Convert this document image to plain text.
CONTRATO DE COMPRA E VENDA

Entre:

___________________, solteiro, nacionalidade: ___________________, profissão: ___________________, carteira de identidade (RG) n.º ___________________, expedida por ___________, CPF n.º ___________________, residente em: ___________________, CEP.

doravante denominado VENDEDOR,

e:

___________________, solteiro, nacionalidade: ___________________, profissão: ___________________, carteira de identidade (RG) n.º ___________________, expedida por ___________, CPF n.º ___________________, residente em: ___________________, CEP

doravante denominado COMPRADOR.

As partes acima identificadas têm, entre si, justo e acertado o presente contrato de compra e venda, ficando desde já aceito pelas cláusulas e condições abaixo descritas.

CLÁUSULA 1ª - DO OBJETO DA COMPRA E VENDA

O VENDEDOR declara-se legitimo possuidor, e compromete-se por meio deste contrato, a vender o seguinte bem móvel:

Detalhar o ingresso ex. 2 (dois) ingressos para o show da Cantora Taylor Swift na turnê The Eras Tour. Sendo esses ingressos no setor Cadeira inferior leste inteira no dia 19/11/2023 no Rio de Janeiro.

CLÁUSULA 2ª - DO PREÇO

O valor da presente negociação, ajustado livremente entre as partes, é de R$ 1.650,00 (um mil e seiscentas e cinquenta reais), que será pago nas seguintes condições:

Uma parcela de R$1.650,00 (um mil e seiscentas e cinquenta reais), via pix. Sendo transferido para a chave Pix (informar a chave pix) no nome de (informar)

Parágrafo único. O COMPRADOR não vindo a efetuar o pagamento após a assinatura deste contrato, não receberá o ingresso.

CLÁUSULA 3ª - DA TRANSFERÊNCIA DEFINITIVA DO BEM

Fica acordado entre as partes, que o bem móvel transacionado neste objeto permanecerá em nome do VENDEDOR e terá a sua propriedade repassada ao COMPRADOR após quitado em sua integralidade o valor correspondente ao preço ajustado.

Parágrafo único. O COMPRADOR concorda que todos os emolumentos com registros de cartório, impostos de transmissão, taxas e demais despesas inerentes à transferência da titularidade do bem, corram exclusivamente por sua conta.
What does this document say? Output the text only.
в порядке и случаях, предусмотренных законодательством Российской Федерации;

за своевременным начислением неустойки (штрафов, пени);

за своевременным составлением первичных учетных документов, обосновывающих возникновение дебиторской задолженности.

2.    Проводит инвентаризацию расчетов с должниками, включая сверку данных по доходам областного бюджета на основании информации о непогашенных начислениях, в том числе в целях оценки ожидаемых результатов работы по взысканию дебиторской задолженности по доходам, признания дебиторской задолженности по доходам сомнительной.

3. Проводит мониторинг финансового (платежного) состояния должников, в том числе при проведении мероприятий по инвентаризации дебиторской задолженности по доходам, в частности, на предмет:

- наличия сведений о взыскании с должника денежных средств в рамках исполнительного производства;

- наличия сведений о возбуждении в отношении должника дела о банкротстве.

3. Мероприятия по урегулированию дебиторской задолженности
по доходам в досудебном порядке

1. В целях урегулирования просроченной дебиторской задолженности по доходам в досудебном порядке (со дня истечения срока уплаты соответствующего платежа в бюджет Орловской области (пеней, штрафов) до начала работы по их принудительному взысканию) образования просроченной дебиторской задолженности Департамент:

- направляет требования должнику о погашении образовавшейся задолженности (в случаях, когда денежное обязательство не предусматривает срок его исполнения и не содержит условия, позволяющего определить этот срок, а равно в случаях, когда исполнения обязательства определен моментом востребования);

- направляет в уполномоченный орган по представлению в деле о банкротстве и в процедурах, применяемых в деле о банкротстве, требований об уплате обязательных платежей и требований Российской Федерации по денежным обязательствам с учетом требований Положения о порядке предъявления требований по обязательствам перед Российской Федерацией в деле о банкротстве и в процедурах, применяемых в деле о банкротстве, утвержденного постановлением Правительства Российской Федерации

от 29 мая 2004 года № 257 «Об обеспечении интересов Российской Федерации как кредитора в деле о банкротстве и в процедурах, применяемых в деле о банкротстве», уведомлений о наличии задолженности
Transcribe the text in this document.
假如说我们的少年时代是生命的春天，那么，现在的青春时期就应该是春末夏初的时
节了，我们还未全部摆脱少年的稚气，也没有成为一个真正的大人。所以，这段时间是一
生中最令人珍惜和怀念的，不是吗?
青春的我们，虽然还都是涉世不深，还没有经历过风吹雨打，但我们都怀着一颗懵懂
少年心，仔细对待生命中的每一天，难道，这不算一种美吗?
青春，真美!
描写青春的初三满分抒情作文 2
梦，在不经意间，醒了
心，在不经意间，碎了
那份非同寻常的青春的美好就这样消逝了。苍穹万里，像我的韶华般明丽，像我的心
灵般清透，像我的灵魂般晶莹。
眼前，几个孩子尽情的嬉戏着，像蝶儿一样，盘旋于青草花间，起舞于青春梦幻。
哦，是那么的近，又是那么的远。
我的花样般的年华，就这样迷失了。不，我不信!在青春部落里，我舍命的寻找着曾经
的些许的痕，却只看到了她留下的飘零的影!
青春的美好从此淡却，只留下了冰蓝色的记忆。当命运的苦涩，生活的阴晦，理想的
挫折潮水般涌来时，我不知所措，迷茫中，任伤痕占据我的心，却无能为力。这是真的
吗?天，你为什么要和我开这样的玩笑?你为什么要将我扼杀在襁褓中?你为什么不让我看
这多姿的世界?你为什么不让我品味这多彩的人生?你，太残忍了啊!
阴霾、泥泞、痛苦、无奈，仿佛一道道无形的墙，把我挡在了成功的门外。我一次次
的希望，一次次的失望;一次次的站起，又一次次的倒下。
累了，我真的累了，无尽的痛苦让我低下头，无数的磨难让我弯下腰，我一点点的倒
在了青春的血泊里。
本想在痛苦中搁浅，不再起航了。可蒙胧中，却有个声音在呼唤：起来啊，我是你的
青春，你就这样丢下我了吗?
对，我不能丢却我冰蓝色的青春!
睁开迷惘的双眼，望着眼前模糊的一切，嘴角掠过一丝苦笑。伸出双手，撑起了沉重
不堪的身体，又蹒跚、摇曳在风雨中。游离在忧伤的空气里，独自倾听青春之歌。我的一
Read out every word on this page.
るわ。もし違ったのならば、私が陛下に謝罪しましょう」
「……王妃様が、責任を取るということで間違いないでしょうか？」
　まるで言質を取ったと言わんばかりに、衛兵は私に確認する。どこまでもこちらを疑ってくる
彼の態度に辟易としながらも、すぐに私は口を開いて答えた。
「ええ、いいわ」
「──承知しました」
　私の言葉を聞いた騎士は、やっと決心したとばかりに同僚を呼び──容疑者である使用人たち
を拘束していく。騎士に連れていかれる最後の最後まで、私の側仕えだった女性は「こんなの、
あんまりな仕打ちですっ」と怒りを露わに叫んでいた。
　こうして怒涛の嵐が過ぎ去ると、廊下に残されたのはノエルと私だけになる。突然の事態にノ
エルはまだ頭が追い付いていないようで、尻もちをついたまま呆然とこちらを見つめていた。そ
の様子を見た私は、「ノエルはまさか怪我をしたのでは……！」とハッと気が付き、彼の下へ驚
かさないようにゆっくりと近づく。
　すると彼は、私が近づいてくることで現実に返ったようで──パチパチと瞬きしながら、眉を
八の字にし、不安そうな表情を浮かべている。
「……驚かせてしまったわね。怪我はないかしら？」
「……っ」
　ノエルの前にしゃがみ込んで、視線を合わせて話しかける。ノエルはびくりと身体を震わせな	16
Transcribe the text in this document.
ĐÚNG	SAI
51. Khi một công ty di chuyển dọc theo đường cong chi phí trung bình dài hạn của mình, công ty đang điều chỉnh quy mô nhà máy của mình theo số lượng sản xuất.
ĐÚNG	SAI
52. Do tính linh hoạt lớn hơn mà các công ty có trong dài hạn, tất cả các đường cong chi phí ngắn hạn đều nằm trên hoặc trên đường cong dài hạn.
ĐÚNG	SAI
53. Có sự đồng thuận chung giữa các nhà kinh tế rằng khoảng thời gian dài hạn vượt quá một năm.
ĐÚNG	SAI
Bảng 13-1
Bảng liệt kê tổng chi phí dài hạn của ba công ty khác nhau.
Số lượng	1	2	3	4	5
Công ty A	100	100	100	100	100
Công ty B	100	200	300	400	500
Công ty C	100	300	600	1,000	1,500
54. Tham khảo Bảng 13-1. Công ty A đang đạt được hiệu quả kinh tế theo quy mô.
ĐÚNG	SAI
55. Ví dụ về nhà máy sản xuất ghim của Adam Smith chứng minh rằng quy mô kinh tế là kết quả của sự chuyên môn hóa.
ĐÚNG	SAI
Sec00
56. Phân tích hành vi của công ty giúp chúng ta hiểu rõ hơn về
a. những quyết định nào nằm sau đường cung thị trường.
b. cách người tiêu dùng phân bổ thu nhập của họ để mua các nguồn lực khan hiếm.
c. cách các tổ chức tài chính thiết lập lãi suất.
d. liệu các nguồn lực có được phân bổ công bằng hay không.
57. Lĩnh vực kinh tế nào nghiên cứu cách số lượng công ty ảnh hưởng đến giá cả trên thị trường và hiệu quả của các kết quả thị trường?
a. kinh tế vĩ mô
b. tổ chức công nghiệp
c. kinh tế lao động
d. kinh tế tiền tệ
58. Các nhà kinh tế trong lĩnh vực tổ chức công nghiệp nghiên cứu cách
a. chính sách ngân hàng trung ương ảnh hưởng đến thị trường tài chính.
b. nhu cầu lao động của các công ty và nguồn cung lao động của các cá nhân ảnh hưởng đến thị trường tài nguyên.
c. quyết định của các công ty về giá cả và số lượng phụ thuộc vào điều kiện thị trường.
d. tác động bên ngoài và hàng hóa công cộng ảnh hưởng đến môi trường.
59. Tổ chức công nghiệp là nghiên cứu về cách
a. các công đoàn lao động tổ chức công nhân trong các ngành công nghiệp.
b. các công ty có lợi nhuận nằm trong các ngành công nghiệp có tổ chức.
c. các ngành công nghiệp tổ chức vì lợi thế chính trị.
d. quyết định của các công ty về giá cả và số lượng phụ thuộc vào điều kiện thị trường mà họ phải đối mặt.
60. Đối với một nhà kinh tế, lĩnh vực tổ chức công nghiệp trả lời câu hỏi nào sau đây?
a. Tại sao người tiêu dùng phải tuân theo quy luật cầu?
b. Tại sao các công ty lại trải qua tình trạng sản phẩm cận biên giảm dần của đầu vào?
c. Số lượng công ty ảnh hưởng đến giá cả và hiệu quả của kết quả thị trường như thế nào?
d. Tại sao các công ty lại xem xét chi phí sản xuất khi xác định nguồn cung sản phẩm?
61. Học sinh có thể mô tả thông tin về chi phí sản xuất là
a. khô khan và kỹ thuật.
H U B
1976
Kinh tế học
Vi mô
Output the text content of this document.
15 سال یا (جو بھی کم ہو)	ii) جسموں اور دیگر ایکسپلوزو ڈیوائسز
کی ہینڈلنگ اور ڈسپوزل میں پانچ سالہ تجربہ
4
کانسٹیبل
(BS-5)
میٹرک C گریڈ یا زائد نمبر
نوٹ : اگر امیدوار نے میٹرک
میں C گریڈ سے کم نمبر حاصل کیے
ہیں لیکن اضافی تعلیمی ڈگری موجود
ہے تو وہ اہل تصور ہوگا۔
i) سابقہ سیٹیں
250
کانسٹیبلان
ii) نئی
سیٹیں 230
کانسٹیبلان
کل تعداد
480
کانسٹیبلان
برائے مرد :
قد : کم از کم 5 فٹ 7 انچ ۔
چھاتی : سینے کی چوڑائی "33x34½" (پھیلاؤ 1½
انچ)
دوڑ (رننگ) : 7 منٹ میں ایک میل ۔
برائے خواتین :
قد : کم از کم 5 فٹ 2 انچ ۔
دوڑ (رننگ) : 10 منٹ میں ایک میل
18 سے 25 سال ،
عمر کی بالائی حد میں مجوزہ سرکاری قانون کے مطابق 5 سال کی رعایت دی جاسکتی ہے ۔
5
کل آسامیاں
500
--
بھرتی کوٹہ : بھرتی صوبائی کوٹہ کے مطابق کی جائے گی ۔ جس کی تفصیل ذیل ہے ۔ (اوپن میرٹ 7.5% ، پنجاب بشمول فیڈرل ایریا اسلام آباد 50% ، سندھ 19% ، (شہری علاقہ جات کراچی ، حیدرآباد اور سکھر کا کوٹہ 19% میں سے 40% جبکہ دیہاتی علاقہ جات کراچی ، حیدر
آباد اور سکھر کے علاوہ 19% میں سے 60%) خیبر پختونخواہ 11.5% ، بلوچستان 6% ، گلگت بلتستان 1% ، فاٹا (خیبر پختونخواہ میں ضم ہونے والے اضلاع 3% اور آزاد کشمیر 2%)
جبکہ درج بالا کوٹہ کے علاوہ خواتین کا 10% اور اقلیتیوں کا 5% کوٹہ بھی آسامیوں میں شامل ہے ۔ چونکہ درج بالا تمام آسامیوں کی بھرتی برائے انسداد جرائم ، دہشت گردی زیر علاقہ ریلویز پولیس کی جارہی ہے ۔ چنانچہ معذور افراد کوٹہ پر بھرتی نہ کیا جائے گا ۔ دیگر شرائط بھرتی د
_ _ _
DESCRIPTION OF THE TASK: In the listing above, find the line containing "Output the text content of this document." and please quote exactly that line through the last one, and no other lines.

RESPONSE FOR THIS EXERCISE:
Output the text content of this document.
15 سال یا (جو بھی کم ہو)	ii) جسموں اور دیگر ایکسپلوزو ڈیوائسز
کی ہینڈلنگ اور ڈسپوزل میں پانچ سالہ تجربہ
4
کانسٹیبل
(BS-5)
میٹرک C گریڈ یا زائد نمبر
نوٹ : اگر امیدوار نے میٹرک
میں C گریڈ سے کم نمبر حاصل کیے
ہیں لیکن اضافی تعلیمی ڈگری موجود
ہے تو وہ اہل تصور ہوگا۔
i) سابقہ سیٹیں
250
کانسٹیبلان
ii) نئی
سیٹیں 230
کانسٹیبلان
کل تعداد
480
کانسٹیبلان
برائے مرد :
قد : کم از کم 5 فٹ 7 انچ ۔
چھاتی : سینے کی چوڑائی "33x34½" (پھیلاؤ 1½
انچ)
دوڑ (رننگ) : 7 منٹ میں ایک میل ۔
برائے خواتین :
قد : کم از کم 5 فٹ 2 انچ ۔
دوڑ (رننگ) : 10 منٹ میں ایک میل
18 سے 25 سال ،
عمر کی بالائی حد میں مجوزہ سرکاری قانون کے مطابق 5 سال کی رعایت دی جاسکتی ہے ۔
5
کل آسامیاں
500
--
بھرتی کوٹہ : بھرتی صوبائی کوٹہ کے مطابق کی جائے گی ۔ جس کی تفصیل ذیل ہے ۔ (اوپن میرٹ 7.5% ، پنجاب بشمول فیڈرل ایریا اسلام آباد 50% ، سندھ 19% ، (شہری علاقہ جات کراچی ، حیدرآباد اور سکھر کا کوٹہ 19% میں سے 40% جبکہ دیہاتی علاقہ جات کراچی ، حیدر
آباد اور سکھر کے علاوہ 19% میں سے 60%) خیبر پختونخواہ 11.5% ، بلوچستان 6% ، گلگت بلتستان 1% ، فاٹا (خیبر پختونخواہ میں ضم ہونے والے اضلاع 3% اور آزاد کشمیر 2%)
جبکہ درج بالا کوٹہ کے علاوہ خواتین کا 10% اور اقلیتیوں کا 5% کوٹہ بھی آسامیوں میں شامل ہے ۔ چونکہ درج بالا تمام آسامیوں کی بھرتی برائے انسداد جرائم ، دہشت گردی زیر علاقہ ریلویز پولیس کی جارہی ہے ۔ چنانچہ معذور افراد کوٹہ پر بھرتی نہ کیا جائے گا ۔ دیگر شرائط بھرتی د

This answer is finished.